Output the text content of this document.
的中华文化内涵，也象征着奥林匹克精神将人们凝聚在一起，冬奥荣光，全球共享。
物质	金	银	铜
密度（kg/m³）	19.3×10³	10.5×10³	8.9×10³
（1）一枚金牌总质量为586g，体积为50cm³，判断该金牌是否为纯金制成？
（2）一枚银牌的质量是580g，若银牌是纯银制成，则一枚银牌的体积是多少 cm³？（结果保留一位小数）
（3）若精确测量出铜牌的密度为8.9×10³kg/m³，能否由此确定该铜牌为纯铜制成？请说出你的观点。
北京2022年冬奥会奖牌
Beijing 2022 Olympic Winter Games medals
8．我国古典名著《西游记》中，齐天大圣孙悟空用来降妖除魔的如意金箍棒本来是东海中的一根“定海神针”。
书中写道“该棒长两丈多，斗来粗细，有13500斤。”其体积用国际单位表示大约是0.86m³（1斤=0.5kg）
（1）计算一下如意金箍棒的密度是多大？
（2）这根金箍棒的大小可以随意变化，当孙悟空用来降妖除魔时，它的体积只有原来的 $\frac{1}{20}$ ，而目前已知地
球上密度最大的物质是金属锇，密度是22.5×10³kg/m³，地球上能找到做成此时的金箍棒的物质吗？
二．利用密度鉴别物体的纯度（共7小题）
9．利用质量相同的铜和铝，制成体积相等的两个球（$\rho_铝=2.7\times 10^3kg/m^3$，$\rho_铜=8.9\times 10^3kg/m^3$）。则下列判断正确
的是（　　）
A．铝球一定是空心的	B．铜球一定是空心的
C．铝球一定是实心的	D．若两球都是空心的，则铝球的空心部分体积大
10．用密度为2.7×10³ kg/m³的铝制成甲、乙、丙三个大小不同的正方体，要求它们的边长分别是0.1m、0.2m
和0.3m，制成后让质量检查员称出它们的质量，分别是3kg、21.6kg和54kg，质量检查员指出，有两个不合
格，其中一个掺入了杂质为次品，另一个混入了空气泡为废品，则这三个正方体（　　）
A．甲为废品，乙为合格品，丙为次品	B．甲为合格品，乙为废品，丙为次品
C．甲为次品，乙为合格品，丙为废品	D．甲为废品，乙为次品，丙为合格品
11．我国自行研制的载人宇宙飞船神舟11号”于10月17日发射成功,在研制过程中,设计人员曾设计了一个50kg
..............................
WHAT IS ASKED:
Select and copy every line of the listing with the word "甲为废品".

WORKED ANSWER:
A．甲为废品，乙为合格品，丙为次品	B．甲为合格品，乙为废品，丙为次品
C．甲为次品，乙为合格品，丙为废品	D．甲为废品，乙为次品，丙为合格品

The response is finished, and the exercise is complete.